* TASK MATERIAL
════

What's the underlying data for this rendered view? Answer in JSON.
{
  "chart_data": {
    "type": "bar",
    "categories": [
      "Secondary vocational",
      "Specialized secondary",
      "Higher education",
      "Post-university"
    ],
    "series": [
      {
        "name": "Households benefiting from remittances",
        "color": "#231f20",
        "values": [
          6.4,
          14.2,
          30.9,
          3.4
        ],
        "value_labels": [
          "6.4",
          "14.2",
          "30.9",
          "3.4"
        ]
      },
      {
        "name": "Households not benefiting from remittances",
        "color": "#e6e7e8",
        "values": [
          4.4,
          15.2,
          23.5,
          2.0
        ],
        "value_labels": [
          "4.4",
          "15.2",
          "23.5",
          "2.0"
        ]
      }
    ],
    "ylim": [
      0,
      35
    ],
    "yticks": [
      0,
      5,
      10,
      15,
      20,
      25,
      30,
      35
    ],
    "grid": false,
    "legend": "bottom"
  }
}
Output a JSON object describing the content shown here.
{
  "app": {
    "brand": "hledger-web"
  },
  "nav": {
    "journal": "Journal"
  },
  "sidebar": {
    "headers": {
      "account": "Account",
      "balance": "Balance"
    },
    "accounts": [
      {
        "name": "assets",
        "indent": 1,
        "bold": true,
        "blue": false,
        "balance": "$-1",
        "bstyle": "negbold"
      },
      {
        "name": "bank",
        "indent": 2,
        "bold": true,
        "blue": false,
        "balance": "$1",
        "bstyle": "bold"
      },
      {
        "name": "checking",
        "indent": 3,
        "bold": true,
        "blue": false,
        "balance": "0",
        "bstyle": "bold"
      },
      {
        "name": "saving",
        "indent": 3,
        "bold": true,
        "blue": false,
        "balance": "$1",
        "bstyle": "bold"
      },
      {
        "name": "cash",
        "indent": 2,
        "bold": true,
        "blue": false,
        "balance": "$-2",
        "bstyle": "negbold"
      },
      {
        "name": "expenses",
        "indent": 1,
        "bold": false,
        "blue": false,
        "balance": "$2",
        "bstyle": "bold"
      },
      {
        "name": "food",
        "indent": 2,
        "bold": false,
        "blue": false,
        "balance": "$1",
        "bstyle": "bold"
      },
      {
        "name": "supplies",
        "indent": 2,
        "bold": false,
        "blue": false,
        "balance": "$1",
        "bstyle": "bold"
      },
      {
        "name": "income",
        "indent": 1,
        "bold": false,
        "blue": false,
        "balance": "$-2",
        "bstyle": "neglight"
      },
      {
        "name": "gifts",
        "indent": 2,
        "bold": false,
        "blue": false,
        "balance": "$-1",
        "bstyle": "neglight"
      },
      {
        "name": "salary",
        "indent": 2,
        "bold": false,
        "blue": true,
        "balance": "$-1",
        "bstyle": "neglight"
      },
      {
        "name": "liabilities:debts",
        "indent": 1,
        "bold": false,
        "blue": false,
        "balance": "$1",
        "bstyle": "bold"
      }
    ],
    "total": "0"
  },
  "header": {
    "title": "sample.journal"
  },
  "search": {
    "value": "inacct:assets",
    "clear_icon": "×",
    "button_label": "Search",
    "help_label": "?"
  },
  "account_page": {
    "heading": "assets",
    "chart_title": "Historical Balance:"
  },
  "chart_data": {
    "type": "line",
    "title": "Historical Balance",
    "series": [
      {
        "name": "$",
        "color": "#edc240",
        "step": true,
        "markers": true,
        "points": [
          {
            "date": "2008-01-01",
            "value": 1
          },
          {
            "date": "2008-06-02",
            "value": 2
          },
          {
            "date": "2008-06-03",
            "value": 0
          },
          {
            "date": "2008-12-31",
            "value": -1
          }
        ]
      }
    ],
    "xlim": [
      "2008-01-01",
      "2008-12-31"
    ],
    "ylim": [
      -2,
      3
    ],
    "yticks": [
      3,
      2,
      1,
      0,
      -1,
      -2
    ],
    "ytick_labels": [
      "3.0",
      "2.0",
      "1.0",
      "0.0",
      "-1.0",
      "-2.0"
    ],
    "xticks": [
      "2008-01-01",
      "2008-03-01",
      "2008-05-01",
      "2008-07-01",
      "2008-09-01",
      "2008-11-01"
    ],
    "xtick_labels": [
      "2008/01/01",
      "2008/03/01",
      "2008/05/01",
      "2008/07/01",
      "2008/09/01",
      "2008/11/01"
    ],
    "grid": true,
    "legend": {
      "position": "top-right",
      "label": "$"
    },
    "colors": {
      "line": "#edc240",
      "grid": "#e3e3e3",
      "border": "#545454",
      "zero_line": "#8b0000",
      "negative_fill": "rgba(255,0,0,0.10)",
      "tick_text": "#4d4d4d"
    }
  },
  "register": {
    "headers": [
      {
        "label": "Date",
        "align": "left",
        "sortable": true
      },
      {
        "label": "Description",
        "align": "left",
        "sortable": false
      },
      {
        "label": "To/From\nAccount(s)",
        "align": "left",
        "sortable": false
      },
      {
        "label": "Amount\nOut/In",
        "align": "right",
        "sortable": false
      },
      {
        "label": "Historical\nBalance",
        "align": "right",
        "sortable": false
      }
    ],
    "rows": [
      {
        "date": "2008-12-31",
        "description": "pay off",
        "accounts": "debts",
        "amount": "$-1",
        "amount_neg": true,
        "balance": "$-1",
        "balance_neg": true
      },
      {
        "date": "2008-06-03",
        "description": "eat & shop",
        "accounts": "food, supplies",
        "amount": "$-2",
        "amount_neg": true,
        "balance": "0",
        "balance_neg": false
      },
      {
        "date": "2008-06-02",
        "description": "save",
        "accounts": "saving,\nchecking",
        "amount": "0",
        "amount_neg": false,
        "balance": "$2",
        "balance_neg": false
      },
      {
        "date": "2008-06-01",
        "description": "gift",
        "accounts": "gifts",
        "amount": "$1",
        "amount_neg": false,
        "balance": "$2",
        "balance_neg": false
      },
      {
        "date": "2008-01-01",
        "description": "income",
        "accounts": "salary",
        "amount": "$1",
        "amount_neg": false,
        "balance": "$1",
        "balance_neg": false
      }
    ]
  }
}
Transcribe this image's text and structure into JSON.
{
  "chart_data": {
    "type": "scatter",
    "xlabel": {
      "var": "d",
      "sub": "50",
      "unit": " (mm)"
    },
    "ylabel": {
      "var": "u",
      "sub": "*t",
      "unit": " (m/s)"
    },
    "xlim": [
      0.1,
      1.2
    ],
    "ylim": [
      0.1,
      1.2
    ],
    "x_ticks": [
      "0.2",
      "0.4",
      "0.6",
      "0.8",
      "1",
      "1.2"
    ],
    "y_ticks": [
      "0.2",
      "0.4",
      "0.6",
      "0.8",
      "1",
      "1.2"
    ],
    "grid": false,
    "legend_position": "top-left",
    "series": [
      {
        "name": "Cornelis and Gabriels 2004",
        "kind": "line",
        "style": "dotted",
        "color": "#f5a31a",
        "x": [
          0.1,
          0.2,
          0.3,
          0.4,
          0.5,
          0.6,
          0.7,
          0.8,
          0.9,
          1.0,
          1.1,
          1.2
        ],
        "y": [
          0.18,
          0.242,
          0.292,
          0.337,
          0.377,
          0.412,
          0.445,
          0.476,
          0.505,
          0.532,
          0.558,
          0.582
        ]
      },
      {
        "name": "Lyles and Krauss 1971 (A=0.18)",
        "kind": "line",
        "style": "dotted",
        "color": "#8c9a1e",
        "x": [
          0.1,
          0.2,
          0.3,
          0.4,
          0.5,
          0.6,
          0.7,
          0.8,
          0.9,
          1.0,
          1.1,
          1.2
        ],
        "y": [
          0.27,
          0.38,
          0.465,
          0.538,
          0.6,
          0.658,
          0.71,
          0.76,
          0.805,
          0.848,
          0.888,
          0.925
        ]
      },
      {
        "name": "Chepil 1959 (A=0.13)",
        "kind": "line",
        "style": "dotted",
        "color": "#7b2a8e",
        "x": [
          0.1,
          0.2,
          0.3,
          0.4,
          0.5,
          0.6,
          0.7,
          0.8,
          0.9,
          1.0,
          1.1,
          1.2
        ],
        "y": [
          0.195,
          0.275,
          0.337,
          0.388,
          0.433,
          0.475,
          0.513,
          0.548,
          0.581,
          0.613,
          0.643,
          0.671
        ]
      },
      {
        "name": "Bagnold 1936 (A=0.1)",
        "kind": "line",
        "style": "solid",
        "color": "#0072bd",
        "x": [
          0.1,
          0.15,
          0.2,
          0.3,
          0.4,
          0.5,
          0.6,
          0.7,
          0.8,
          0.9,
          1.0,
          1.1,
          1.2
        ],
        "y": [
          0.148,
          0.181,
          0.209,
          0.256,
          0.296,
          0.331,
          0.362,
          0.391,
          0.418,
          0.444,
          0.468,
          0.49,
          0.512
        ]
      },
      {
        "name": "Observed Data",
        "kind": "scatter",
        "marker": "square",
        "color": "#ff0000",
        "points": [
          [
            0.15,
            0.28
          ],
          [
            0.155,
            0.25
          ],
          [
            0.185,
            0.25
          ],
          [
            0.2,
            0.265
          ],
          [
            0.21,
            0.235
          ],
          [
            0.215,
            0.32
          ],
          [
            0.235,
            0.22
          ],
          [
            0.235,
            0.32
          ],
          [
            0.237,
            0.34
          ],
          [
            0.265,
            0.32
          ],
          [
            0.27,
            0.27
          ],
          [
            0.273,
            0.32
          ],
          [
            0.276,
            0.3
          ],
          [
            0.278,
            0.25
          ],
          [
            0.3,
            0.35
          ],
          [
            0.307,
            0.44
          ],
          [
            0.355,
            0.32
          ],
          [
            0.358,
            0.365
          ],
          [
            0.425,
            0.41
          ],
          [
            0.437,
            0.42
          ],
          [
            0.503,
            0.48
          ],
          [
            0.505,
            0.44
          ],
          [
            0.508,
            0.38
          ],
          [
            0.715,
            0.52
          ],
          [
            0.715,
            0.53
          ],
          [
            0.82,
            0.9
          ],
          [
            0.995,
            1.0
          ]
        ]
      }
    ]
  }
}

════

* SHORT PROBLEM
Show all lines in the entries above where the string "Households" appears.

* RESULT OF THIS EXERCISE
        "name": "Households benefiting from remittances",
        "name": "Households not benefiting from remittances",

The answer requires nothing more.